Filter the entries that follow, copying every line in which the word "color" appears.

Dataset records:
***
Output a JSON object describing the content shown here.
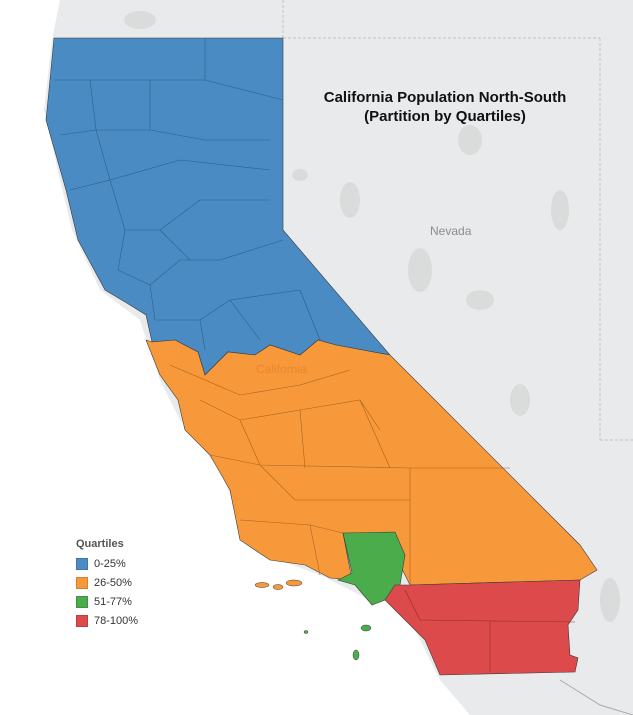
{
  "title_line1": "California Population North-South",
  "title_line2": "(Partition by Quartiles)",
  "labels": {
    "nevada": "Nevada",
    "california": "California"
  },
  "legend": {
    "title": "Quartiles",
    "items": [
      {
        "label": "0-25%",
        "color": "#4a8bc3"
      },
      {
        "label": "26-50%",
        "color": "#f7993a"
      },
      {
        "label": "51-77%",
        "color": "#4bac4b"
      },
      {
        "label": "78-100%",
        "color": "#dc4a4c"
      }
    ]
  }
}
***
OUTPUT |
        "color": "#4a8bc3"
        "color": "#f7993a"
        "color": "#4bac4b"
        "color": "#dc4a4c"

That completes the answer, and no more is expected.